**Exercise aim:**
Write out the material again exactly, please, and omit the pictures.

Stored entries:
*****

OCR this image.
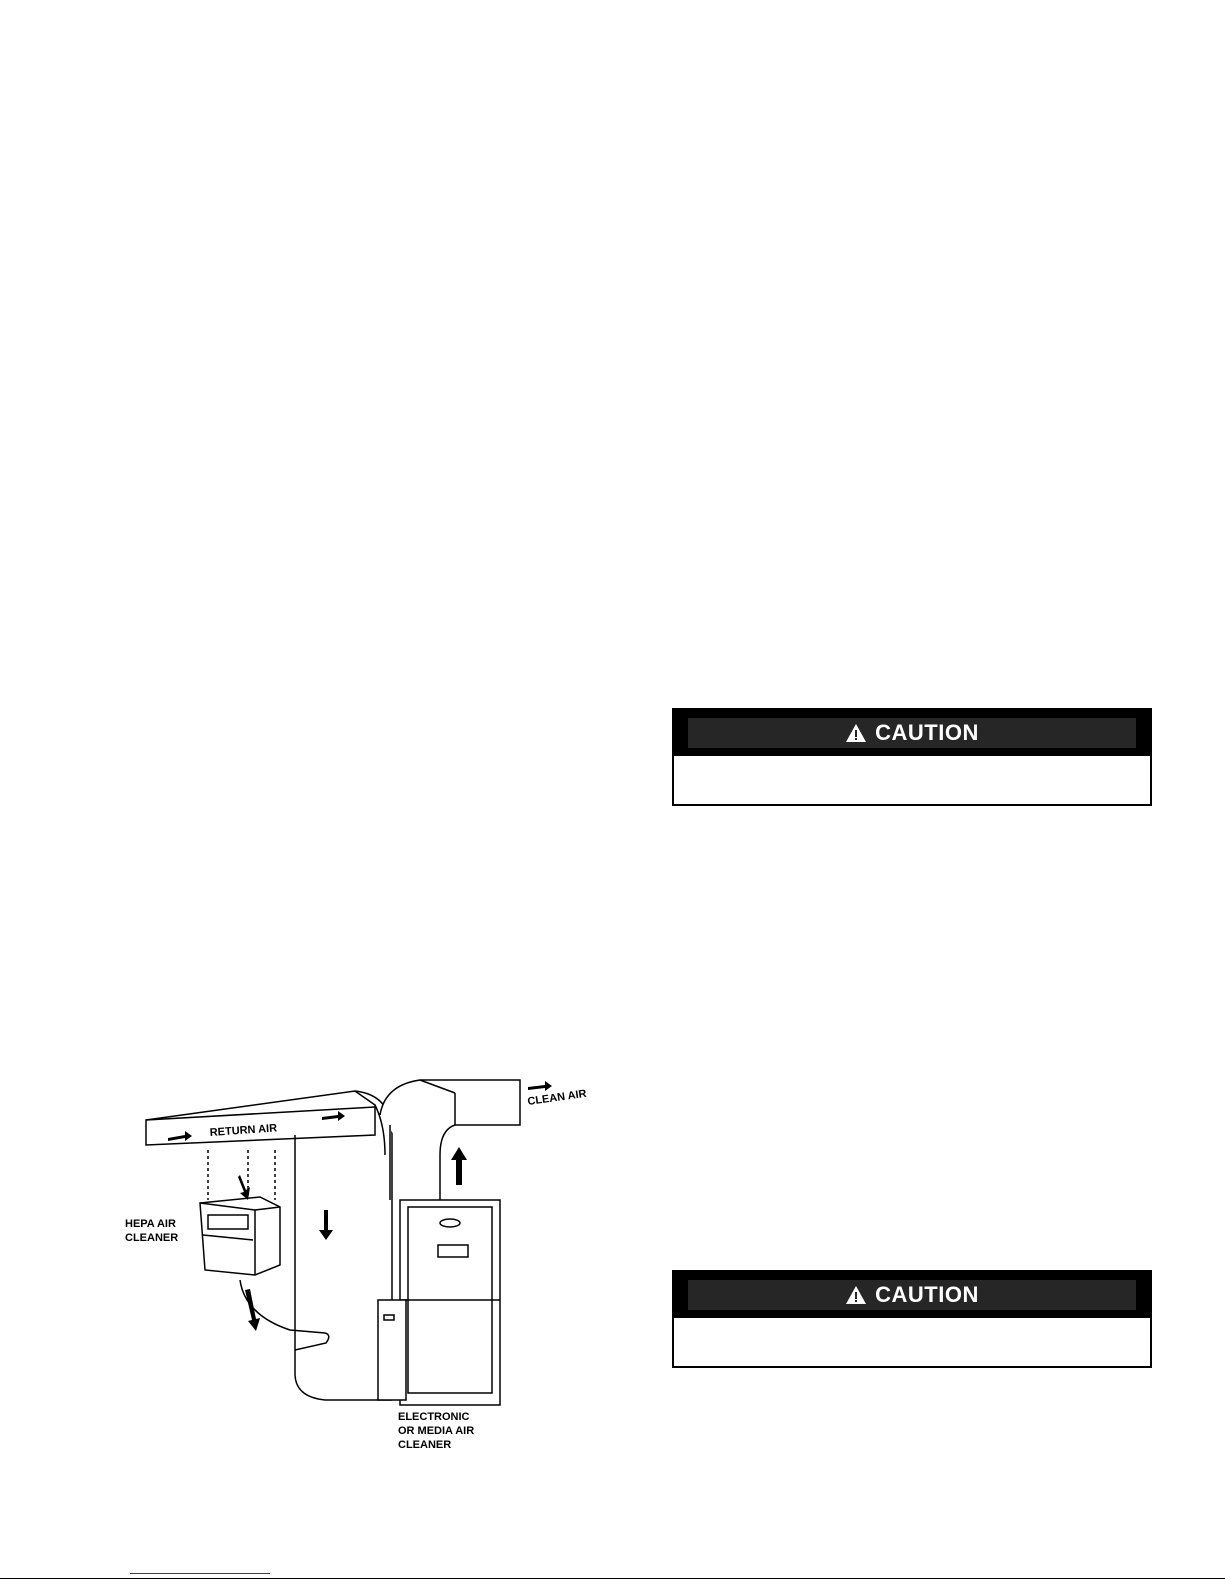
CAUTION
CAUTION
RETURN AIR
CLEAN AIR
HEPA AIR
CLEANER
ELECTRONIC
OR MEDIA AIR
CLEANER
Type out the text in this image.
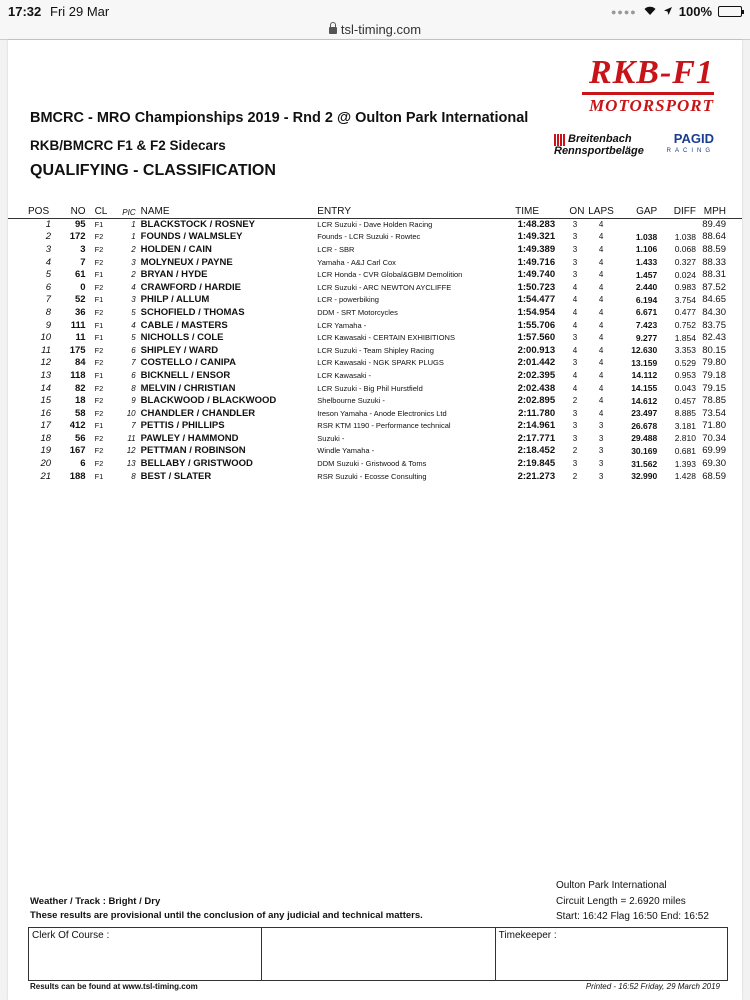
17:32 Fri 29 Mar	●●●●	100%
tsl-timing.com
RKB-F1
MOTORSPORT
Breitenbach Rennsportbeläge
PAGID
RACING
BMCRC - MRO Championships 2019 - Rnd 2 @ Oulton Park International
RKB/BMCRC F1 & F2 Sidecars
QUALIFYING - CLASSIFICATION
POS	NO	CL	PIC	NAME	ENTRY	TIME	ON	LAPS	GAP	DIFF	MPH
1	95	F1	1	BLACKSTOCK / ROSNEY	LCR Suzuki - Dave Holden Racing	1:48.283	3	4			89.49
2	172	F2	1	FOUNDS / WALMSLEY	Founds - LCR Suzuki - Rowtec	1:49.321	3	4	1.038	1.038	88.64
3	3	F2	2	HOLDEN / CAIN	LCR - SBR	1:49.389	3	4	1.106	0.068	88.59
4	7	F2	3	MOLYNEUX / PAYNE	Yamaha - A&J Carl Cox	1:49.716	3	4	1.433	0.327	88.33
5	61	F1	2	BRYAN / HYDE	LCR Honda - CVR Global&GBM Demolition	1:49.740	3	4	1.457	0.024	88.31
6	0	F2	4	CRAWFORD / HARDIE	LCR Suzuki - ARC NEWTON AYCLIFFE	1:50.723	4	4	2.440	0.983	87.52
7	52	F1	3	PHILP / ALLUM	LCR - powerbiking	1:54.477	4	4	6.194	3.754	84.65
8	36	F2	5	SCHOFIELD / THOMAS	DDM - SRT Motorcycles	1:54.954	4	4	6.671	0.477	84.30
9	111	F1	4	CABLE / MASTERS	LCR Yamaha -	1:55.706	4	4	7.423	0.752	83.75
10	11	F1	5	NICHOLLS / COLE	LCR Kawasaki - CERTAIN EXHIBITIONS	1:57.560	3	4	9.277	1.854	82.43
11	175	F2	6	SHIPLEY / WARD	LCR Suzuki - Team Shipley Racing	2:00.913	4	4	12.630	3.353	80.15
12	84	F2	7	COSTELLO / CANIPA	LCR Kawasaki - NGK SPARK PLUGS	2:01.442	3	4	13.159	0.529	79.80
13	118	F1	6	BICKNELL / ENSOR	LCR Kawasaki -	2:02.395	4	4	14.112	0.953	79.18
14	82	F2	8	MELVIN / CHRISTIAN	LCR Suzuki - Big Phil Hurstfield	2:02.438	4	4	14.155	0.043	79.15
15	18	F2	9	BLACKWOOD / BLACKWOOD	Shelbourne Suzuki -	2:02.895	2	4	14.612	0.457	78.85
16	58	F2	10	CHANDLER / CHANDLER	Ireson Yamaha - Anode Electronics Ltd	2:11.780	3	4	23.497	8.885	73.54
17	412	F1	7	PETTIS / PHILLIPS	RSR KTM 1190 - Performance technical	2:14.961	3	3	26.678	3.181	71.80
18	56	F2	11	PAWLEY / HAMMOND	Suzuki -	2:17.771	3	3	29.488	2.810	70.34
19	167	F2	12	PETTMAN / ROBINSON	Windle Yamaha -	2:18.452	2	3	30.169	0.681	69.99
20	6	F2	13	BELLABY / GRISTWOOD	DDM Suzuki - Gristwood & Toms	2:19.845	3	3	31.562	1.393	69.30
21	188	F1	8	BEST / SLATER	RSR Suzuki - Ecosse Consulting	2:21.273	2	3	32.990	1.428	68.59
Oulton Park International
Circuit Length = 2.6920 miles
Start: 16:42 Flag 16:50 End: 16:52
Weather / Track : Bright / Dry
These results are provisional until the conclusion of any judicial and technical matters.
Clerk Of Course :	Timekeeper :
Results can be found at www.tsl-timing.com	Printed - 16:52 Friday, 29 March 2019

*****

**Final result:**
OCR this image.
CAUTION
CAUTION
RETURN AIR
CLEAN AIR
HEPA AIR
CLEANER
ELECTRONIC
OR MEDIA AIR
CLEANER
Type out the text in this image.
17:32 Fri 29 Mar	●●●●	100%
tsl-timing.com
RKB-F1
MOTORSPORT
Breitenbach Rennsportbeläge
PAGID
RACING
BMCRC - MRO Championships 2019 - Rnd 2 @ Oulton Park International
RKB/BMCRC F1 & F2 Sidecars
QUALIFYING - CLASSIFICATION
POS	NO	CL	PIC	NAME	ENTRY	TIME	ON	LAPS	GAP	DIFF	MPH
1	95	F1	1	BLACKSTOCK / ROSNEY	LCR Suzuki - Dave Holden Racing	1:48.283	3	4			89.49
2	172	F2	1	FOUNDS / WALMSLEY	Founds - LCR Suzuki - Rowtec	1:49.321	3	4	1.038	1.038	88.64
3	3	F2	2	HOLDEN / CAIN	LCR - SBR	1:49.389	3	4	1.106	0.068	88.59
4	7	F2	3	MOLYNEUX / PAYNE	Yamaha - A&J Carl Cox	1:49.716	3	4	1.433	0.327	88.33
5	61	F1	2	BRYAN / HYDE	LCR Honda - CVR Global&GBM Demolition	1:49.740	3	4	1.457	0.024	88.31
6	0	F2	4	CRAWFORD / HARDIE	LCR Suzuki - ARC NEWTON AYCLIFFE	1:50.723	4	4	2.440	0.983	87.52
7	52	F1	3	PHILP / ALLUM	LCR - powerbiking	1:54.477	4	4	6.194	3.754	84.65
8	36	F2	5	SCHOFIELD / THOMAS	DDM - SRT Motorcycles	1:54.954	4	4	6.671	0.477	84.30
9	111	F1	4	CABLE / MASTERS	LCR Yamaha -	1:55.706	4	4	7.423	0.752	83.75
10	11	F1	5	NICHOLLS / COLE	LCR Kawasaki - CERTAIN EXHIBITIONS	1:57.560	3	4	9.277	1.854	82.43
11	175	F2	6	SHIPLEY / WARD	LCR Suzuki - Team Shipley Racing	2:00.913	4	4	12.630	3.353	80.15
12	84	F2	7	COSTELLO / CANIPA	LCR Kawasaki - NGK SPARK PLUGS	2:01.442	3	4	13.159	0.529	79.80
13	118	F1	6	BICKNELL / ENSOR	LCR Kawasaki -	2:02.395	4	4	14.112	0.953	79.18
14	82	F2	8	MELVIN / CHRISTIAN	LCR Suzuki - Big Phil Hurstfield	2:02.438	4	4	14.155	0.043	79.15
15	18	F2	9	BLACKWOOD / BLACKWOOD	Shelbourne Suzuki -	2:02.895	2	4	14.612	0.457	78.85
16	58	F2	10	CHANDLER / CHANDLER	Ireson Yamaha - Anode Electronics Ltd	2:11.780	3	4	23.497	8.885	73.54
17	412	F1	7	PETTIS / PHILLIPS	RSR KTM 1190 - Performance technical	2:14.961	3	3	26.678	3.181	71.80
18	56	F2	11	PAWLEY / HAMMOND	Suzuki -	2:17.771	3	3	29.488	2.810	70.34
19	167	F2	12	PETTMAN / ROBINSON	Windle Yamaha -	2:18.452	2	3	30.169	0.681	69.99
20	6	F2	13	BELLABY / GRISTWOOD	DDM Suzuki - Gristwood & Toms	2:19.845	3	3	31.562	1.393	69.30
21	188	F1	8	BEST / SLATER	RSR Suzuki - Ecosse Consulting	2:21.273	2	3	32.990	1.428	68.59
Oulton Park International
Circuit Length = 2.6920 miles
Start: 16:42 Flag 16:50 End: 16:52
Weather / Track : Bright / Dry
These results are provisional until the conclusion of any judicial and technical matters.
Clerk Of Course :	Timekeeper :
Results can be found at www.tsl-timing.com	Printed - 16:52 Friday, 29 March 2019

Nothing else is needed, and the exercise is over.